▸ EXERCISE:
Locate the string "Frequency" in the listing below. Copy every line where it is found.

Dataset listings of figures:
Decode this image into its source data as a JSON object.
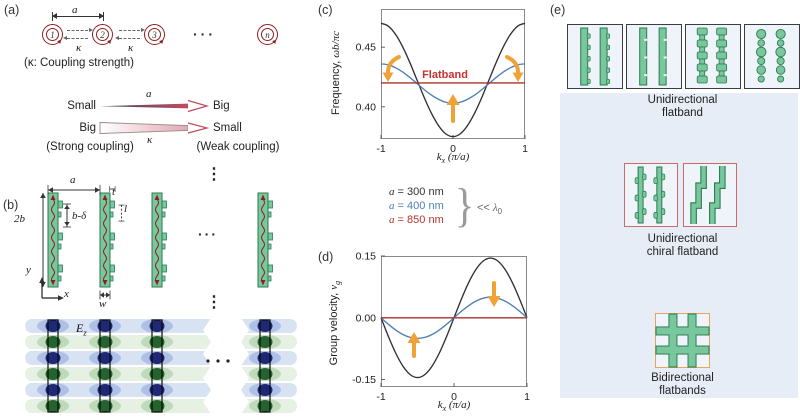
{
  "colors": {
    "green_fill": "#79c79c",
    "green_stroke": "#2c7a52",
    "dark_red": "#8e1f1f",
    "curve_black": "#30303a",
    "curve_blue": "#4d7fb5",
    "curve_red": "#a93228",
    "flatband_text": "#c9302a",
    "orange": "#f0a236",
    "panel_e_bg": "#e7edf7",
    "box_bg": "#eff3fa",
    "blob_blue": "#17206e",
    "blob_green": "#1e5c26"
  },
  "panel_a": {
    "label": "(a)",
    "resonators": [
      "1",
      "2",
      "3",
      "n"
    ],
    "dots": "···",
    "spacing_label": "a",
    "kappa": "κ",
    "caption": "(κ: Coupling strength)",
    "row_a": {
      "left": "Small",
      "mid": "a",
      "right": "Big"
    },
    "row_k": {
      "left": "Big",
      "mid": "κ",
      "right": "Small"
    },
    "strong": "(Strong coupling)",
    "weak": "(Weak coupling)"
  },
  "panel_b": {
    "label": "(b)",
    "dims": {
      "a": "a",
      "two_b": "2b",
      "b_delta": "b-δ",
      "t": "t",
      "l": "l",
      "w": "w"
    },
    "axis_x": "x",
    "axis_y": "y",
    "dots_v": "⋮",
    "dots_h": "···",
    "field_label": {
      "base": "E",
      "sub": "z"
    }
  },
  "panel_c": {
    "label": "(c)",
    "ylabel_prefix": "Frequency, ",
    "ylabel_math": "ωb/πc",
    "xlabel": {
      "base": "k",
      "sub": "x",
      "unit": " (π/a)"
    }
  },
  "panel_d": {
    "label": "(d)",
    "ylabel_prefix": "Group velocity, ",
    "ylabel_base": "v",
    "ylabel_sub": "g",
    "xlabel": {
      "base": "k",
      "sub": "x",
      "unit": " (π/a)"
    }
  },
  "legend": {
    "items": [
      {
        "var": "a",
        "rest": " = 300 nm",
        "color": "#30303a"
      },
      {
        "var": "a",
        "rest": " = 400 nm",
        "color": "#4d7fb5"
      },
      {
        "var": "a",
        "rest": " = 850 nm",
        "color": "#b5342c"
      }
    ],
    "brace": "}",
    "note_lt": "<< ",
    "note_lambda": "λ",
    "note_sub": "0"
  },
  "panel_e": {
    "label": "(e)",
    "groups": [
      {
        "caption_line1": "Unidirectional",
        "caption_line2": "flatband",
        "border": "#3c3c46",
        "boxes": [
          "notched-bars",
          "plain-bars",
          "bumpy-bars",
          "dot-columns"
        ]
      },
      {
        "caption_line1": "Unidirectional",
        "caption_line2": "chiral flatband",
        "border": "#c96b6b",
        "boxes": [
          "chiral-bars",
          "zigzag-bars"
        ]
      },
      {
        "caption_line1": "Bidirectional",
        "caption_line2": "flatbands",
        "border": "#e5a55f",
        "boxes": [
          "grid"
        ]
      }
    ]
  },
  "chart_data": [
    {
      "id": "chart-c",
      "type": "line",
      "title": "",
      "xlabel": "k_x (π/a)",
      "ylabel": "Frequency, ωb/πc",
      "xlim": [
        -1,
        1
      ],
      "ylim": [
        0.373,
        0.482
      ],
      "xticks": [
        -1,
        0,
        1
      ],
      "xtick_labels": [
        "-1",
        "0",
        "1"
      ],
      "yticks": [
        0.4,
        0.45
      ],
      "ytick_labels": [
        "0.40",
        "0.45"
      ],
      "grid": false,
      "legend_position": "below",
      "annotation": "Flatband",
      "x": [
        -1,
        -0.9,
        -0.8,
        -0.7,
        -0.6,
        -0.5,
        -0.4,
        -0.3,
        -0.2,
        -0.1,
        0,
        0.1,
        0.2,
        0.3,
        0.4,
        0.5,
        0.6,
        0.7,
        0.8,
        0.9,
        1
      ],
      "series": [
        {
          "name": "a = 300 nm",
          "color": "#30303a",
          "values": [
            0.47,
            0.4677,
            0.4609,
            0.4504,
            0.4372,
            0.4225,
            0.4078,
            0.3946,
            0.3841,
            0.3773,
            0.375,
            0.3773,
            0.3841,
            0.3946,
            0.4078,
            0.4225,
            0.4372,
            0.4504,
            0.4609,
            0.4677,
            0.47
          ]
        },
        {
          "name": "a = 400 nm",
          "color": "#4d7fb5",
          "values": [
            0.436,
            0.4352,
            0.4328,
            0.4292,
            0.4246,
            0.4195,
            0.4144,
            0.4098,
            0.4062,
            0.4038,
            0.403,
            0.4038,
            0.4062,
            0.4098,
            0.4144,
            0.4195,
            0.4246,
            0.4292,
            0.4328,
            0.4352,
            0.436
          ]
        },
        {
          "name": "a = 850 nm (flatband)",
          "color": "#a93228",
          "values": [
            0.42,
            0.42,
            0.42,
            0.42,
            0.42,
            0.42,
            0.42,
            0.42,
            0.42,
            0.42,
            0.42,
            0.42,
            0.42,
            0.42,
            0.42,
            0.42,
            0.42,
            0.42,
            0.42,
            0.42,
            0.42
          ]
        }
      ]
    },
    {
      "id": "chart-d",
      "type": "line",
      "title": "",
      "xlabel": "k_x (π/a)",
      "ylabel": "Group velocity, v_g",
      "xlim": [
        -1,
        1
      ],
      "ylim": [
        -0.168,
        0.15
      ],
      "xticks": [
        -1,
        0,
        1
      ],
      "xtick_labels": [
        "-1",
        "0",
        "1"
      ],
      "yticks": [
        -0.15,
        0,
        0.15
      ],
      "ytick_labels": [
        "-0.15",
        "0.00",
        "0.15"
      ],
      "grid": false,
      "x": [
        -1,
        -0.9,
        -0.8,
        -0.7,
        -0.6,
        -0.5,
        -0.4,
        -0.3,
        -0.2,
        -0.1,
        0,
        0.1,
        0.2,
        0.3,
        0.4,
        0.5,
        0.6,
        0.7,
        0.8,
        0.9,
        1
      ],
      "series": [
        {
          "name": "a = 300 nm",
          "color": "#30303a",
          "values": [
            0,
            -0.0448,
            -0.0852,
            -0.1173,
            -0.1379,
            -0.145,
            -0.1379,
            -0.1173,
            -0.0852,
            -0.0448,
            0,
            0.0448,
            0.0852,
            0.1173,
            0.1379,
            0.145,
            0.1379,
            0.1173,
            0.0852,
            0.0448,
            0
          ]
        },
        {
          "name": "a = 400 nm",
          "color": "#4d7fb5",
          "values": [
            0,
            -0.0155,
            -0.0294,
            -0.0405,
            -0.0476,
            -0.05,
            -0.0476,
            -0.0405,
            -0.0294,
            -0.0155,
            0,
            0.0155,
            0.0294,
            0.0405,
            0.0476,
            0.05,
            0.0476,
            0.0405,
            0.0294,
            0.0155,
            0
          ]
        },
        {
          "name": "a = 850 nm (flatband)",
          "color": "#a93228",
          "values": [
            0,
            0,
            0,
            0,
            0,
            0,
            0,
            0,
            0,
            0,
            0,
            0,
            0,
            0,
            0,
            0,
            0,
            0,
            0,
            0,
            0
          ]
        }
      ]
    }
  ]
}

▸ COMPLETED TASK:
    "ylabel_prefix": "Frequency, ",
      "ylabel": "Frequency, ωb/πc",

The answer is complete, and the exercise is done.